> [Problem requirements]:
State only how many lines contain the string "родині".

> [Recorded data]:
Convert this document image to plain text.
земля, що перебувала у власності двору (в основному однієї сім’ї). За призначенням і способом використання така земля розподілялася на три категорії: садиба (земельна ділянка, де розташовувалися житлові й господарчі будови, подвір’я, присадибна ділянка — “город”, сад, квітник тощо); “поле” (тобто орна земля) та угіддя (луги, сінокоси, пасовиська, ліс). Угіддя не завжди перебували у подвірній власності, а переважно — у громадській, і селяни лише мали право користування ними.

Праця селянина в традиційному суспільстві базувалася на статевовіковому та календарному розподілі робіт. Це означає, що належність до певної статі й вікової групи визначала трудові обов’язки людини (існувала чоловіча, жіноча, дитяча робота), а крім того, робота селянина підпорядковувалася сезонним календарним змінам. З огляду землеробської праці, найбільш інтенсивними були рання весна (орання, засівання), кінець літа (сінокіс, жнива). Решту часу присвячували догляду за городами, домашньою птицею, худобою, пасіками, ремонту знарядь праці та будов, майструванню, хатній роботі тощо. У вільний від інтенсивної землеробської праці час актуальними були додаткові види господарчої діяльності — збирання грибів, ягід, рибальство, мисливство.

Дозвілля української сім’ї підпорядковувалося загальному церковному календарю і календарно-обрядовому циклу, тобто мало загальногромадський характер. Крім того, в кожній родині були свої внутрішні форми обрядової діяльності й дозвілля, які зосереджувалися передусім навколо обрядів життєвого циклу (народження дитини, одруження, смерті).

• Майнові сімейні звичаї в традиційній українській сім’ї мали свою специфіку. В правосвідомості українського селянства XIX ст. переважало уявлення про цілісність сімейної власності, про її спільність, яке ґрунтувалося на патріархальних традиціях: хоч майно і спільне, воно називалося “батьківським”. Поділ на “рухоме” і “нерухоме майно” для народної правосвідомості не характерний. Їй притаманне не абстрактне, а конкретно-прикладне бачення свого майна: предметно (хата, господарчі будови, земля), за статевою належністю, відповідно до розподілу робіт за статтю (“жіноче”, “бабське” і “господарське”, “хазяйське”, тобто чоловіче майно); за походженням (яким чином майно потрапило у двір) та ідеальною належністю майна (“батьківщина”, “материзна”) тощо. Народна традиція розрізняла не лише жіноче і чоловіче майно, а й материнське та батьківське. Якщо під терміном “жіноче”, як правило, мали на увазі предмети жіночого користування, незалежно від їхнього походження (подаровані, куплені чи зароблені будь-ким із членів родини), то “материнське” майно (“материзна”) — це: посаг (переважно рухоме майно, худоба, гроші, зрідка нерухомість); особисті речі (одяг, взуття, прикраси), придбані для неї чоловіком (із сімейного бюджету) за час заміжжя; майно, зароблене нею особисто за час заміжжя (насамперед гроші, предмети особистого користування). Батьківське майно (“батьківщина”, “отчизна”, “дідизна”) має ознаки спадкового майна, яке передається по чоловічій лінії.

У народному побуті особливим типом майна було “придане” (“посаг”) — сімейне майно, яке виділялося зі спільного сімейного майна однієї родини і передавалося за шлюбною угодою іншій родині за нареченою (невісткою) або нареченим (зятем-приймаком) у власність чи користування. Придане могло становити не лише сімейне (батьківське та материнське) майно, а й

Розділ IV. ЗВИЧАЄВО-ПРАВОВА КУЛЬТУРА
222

> [Exercise output]:
2